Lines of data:
=====
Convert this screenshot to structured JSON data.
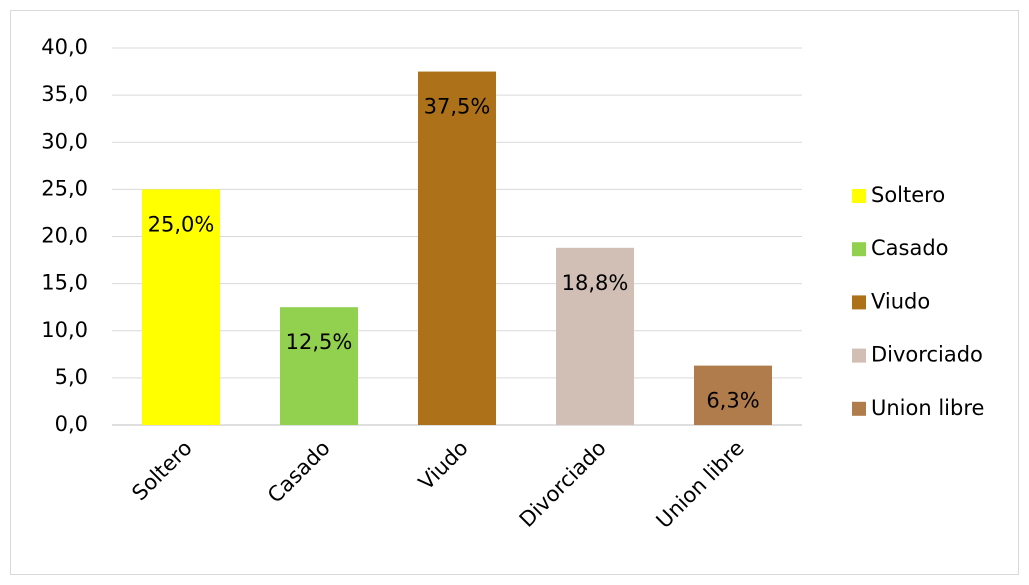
{
  "chart_data": {
    "type": "bar",
    "categories": [
      "Soltero",
      "Casado",
      "Viudo",
      "Divorciado",
      "Union libre"
    ],
    "values": [
      25.0,
      12.5,
      37.5,
      18.8,
      6.3
    ],
    "value_labels": [
      "25,0%",
      "12,5%",
      "37,5%",
      "18,8%",
      "6,3%"
    ],
    "colors": [
      "#ffff00",
      "#92d050",
      "#ad7219",
      "#d1bfb6",
      "#b07c4c"
    ],
    "ylim": [
      0,
      40
    ],
    "yticks": [
      {
        "value": 0,
        "label": "0,0"
      },
      {
        "value": 5,
        "label": "5,0"
      },
      {
        "value": 10,
        "label": "10,0"
      },
      {
        "value": 15,
        "label": "15,0"
      },
      {
        "value": 20,
        "label": "20,0"
      },
      {
        "value": 25,
        "label": "25,0"
      },
      {
        "value": 30,
        "label": "30,0"
      },
      {
        "value": 35,
        "label": "35,0"
      },
      {
        "value": 40,
        "label": "40,0"
      }
    ],
    "grid": true,
    "legend": "right"
  }
}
=====
What to do
All of the data above should be transcribed verbatim, with pictures omitted.

Correct output
Convert this screenshot to structured JSON data.
{
  "chart_data": {
    "type": "bar",
    "categories": [
      "Soltero",
      "Casado",
      "Viudo",
      "Divorciado",
      "Union libre"
    ],
    "values": [
      25.0,
      12.5,
      37.5,
      18.8,
      6.3
    ],
    "value_labels": [
      "25,0%",
      "12,5%",
      "37,5%",
      "18,8%",
      "6,3%"
    ],
    "colors": [
      "#ffff00",
      "#92d050",
      "#ad7219",
      "#d1bfb6",
      "#b07c4c"
    ],
    "ylim": [
      0,
      40
    ],
    "yticks": [
      {
        "value": 0,
        "label": "0,0"
      },
      {
        "value": 5,
        "label": "5,0"
      },
      {
        "value": 10,
        "label": "10,0"
      },
      {
        "value": 15,
        "label": "15,0"
      },
      {
        "value": 20,
        "label": "20,0"
      },
      {
        "value": 25,
        "label": "25,0"
      },
      {
        "value": 30,
        "label": "30,0"
      },
      {
        "value": 35,
        "label": "35,0"
      },
      {
        "value": 40,
        "label": "40,0"
      }
    ],
    "grid": true,
    "legend": "right"
  }
}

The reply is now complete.